[Figure data in JSON]
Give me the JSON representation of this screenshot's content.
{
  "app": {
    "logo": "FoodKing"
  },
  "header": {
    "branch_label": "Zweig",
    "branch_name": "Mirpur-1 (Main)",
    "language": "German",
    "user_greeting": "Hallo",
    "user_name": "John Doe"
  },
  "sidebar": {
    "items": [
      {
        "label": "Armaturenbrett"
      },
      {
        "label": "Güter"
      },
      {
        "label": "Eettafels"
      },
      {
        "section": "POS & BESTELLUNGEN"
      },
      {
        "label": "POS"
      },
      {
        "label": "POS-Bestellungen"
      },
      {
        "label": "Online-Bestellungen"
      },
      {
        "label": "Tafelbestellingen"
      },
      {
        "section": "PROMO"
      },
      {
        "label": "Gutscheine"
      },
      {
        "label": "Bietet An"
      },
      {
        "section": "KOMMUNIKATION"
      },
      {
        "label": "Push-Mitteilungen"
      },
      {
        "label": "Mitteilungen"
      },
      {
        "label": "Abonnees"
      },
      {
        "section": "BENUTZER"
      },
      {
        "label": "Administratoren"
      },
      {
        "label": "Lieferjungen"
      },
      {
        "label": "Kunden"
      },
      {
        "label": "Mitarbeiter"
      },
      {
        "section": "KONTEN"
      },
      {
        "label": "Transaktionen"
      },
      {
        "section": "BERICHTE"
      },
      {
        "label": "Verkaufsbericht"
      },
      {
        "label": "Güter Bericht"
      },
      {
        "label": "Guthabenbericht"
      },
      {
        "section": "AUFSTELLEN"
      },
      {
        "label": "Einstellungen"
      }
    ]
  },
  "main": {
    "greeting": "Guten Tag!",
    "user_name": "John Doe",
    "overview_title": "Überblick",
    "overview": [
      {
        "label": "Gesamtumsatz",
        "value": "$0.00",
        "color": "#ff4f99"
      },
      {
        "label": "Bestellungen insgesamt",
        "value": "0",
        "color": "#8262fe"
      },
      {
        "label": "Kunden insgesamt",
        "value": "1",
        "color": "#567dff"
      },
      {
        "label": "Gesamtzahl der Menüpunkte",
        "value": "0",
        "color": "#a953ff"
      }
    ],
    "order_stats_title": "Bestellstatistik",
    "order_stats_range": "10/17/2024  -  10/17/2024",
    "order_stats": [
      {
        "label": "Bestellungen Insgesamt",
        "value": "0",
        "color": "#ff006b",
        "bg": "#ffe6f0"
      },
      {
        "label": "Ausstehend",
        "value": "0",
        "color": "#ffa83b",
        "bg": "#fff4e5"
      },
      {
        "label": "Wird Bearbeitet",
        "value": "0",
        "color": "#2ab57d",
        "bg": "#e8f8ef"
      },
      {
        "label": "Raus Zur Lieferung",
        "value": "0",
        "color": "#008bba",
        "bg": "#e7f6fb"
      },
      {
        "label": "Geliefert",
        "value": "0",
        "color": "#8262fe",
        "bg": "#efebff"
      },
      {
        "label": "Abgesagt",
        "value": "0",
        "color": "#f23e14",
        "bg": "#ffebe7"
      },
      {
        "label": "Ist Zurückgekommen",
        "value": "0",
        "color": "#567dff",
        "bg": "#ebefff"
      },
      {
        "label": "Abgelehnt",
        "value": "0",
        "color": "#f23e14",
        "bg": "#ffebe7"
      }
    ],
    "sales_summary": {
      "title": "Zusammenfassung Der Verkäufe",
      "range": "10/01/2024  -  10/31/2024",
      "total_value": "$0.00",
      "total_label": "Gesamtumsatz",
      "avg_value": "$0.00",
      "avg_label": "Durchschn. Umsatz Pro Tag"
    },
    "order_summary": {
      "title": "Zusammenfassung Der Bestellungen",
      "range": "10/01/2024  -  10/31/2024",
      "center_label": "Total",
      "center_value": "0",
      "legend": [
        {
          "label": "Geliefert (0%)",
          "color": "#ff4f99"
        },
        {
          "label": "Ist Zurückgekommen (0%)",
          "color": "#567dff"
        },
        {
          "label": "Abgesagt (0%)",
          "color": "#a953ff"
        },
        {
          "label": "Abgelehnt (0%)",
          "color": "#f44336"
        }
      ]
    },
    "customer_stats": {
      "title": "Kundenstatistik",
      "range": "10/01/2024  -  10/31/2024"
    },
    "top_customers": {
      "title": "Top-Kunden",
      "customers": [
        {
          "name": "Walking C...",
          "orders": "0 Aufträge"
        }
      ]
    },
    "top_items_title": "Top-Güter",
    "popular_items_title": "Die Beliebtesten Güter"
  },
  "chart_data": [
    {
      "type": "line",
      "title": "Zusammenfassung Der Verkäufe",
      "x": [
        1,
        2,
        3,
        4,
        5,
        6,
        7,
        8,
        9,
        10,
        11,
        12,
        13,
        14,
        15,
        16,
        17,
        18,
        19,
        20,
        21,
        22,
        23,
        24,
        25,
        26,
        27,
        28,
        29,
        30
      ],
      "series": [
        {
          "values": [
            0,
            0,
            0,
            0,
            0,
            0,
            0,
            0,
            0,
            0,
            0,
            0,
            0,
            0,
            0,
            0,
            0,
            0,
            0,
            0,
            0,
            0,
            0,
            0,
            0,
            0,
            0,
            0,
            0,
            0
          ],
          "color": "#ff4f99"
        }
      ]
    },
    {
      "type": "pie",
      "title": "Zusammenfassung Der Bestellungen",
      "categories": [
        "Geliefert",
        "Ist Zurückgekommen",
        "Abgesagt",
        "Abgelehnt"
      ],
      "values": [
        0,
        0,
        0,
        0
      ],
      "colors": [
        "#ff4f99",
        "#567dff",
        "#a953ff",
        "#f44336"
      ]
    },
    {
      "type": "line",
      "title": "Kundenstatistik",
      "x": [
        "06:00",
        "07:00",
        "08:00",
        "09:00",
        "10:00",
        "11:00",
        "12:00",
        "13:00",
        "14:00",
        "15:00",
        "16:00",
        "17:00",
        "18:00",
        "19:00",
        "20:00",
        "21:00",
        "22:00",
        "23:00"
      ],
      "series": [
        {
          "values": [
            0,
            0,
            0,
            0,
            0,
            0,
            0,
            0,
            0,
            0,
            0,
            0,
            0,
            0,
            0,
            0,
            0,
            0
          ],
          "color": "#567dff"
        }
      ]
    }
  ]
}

Instructions for the task ::
Gather every line containing the word "Gesamtumsatz" and copy it.

Full solution ::
        "label": "Gesamtumsatz",
      "total_label": "Gesamtumsatz",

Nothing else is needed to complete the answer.